Exercise goal:
Among the following entries, count the lines that contain "versé" and report only the result.
— begin Data supplied —
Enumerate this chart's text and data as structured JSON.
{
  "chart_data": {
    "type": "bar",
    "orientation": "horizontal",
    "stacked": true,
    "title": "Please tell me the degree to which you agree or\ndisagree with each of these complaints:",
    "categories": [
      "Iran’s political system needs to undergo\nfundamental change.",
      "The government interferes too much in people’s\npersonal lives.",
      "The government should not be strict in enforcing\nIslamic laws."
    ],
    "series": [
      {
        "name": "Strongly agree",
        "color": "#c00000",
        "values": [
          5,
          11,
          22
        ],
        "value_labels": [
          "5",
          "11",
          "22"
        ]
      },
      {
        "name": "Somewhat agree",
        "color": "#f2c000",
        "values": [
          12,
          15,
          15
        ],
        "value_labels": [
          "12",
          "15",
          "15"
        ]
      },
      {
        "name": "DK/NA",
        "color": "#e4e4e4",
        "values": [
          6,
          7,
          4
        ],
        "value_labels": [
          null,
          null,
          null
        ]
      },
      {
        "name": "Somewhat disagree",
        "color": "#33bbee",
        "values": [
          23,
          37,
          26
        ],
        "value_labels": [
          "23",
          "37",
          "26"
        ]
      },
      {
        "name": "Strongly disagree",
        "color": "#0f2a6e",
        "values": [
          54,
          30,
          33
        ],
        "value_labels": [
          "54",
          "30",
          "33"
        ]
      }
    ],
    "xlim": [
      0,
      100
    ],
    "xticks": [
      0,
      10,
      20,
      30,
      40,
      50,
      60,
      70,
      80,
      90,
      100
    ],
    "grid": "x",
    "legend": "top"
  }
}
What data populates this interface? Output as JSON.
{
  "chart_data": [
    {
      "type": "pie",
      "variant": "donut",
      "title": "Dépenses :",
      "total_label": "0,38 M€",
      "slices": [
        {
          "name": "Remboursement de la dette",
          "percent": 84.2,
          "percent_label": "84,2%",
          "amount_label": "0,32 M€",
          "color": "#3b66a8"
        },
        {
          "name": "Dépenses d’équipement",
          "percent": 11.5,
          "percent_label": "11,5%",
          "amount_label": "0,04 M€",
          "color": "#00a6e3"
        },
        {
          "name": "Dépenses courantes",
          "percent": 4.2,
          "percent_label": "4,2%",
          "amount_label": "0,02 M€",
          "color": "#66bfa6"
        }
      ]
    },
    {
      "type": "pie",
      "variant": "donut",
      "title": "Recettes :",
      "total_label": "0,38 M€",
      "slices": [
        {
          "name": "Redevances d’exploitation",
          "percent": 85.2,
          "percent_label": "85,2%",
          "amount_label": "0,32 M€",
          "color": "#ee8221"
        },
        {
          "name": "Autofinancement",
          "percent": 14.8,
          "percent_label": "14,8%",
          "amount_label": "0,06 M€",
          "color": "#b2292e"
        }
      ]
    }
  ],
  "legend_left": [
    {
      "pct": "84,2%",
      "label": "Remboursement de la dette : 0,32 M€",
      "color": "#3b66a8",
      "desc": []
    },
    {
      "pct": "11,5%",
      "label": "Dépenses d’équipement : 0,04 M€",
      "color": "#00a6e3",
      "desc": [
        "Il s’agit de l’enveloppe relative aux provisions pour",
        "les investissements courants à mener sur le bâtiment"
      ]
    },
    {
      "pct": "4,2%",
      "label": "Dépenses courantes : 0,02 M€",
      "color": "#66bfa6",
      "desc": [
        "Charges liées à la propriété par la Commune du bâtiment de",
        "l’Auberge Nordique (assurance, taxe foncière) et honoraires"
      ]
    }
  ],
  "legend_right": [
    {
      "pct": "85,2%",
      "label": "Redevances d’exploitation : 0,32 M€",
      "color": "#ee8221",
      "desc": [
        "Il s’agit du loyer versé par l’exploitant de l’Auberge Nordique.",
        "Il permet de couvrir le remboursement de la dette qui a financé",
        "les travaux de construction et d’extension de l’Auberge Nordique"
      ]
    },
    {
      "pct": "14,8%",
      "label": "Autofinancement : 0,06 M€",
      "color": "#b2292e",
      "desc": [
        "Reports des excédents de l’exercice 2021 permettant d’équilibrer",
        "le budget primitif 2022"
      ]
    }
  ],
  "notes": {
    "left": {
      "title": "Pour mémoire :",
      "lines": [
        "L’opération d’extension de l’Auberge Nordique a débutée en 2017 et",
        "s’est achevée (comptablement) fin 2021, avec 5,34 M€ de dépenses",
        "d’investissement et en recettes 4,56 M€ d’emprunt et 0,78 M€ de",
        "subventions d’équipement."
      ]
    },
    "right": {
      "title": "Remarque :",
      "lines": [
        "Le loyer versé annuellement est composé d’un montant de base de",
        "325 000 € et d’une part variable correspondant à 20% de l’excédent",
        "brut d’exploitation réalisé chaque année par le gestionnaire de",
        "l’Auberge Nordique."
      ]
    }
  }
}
— end Data supplied —
Expected output:
2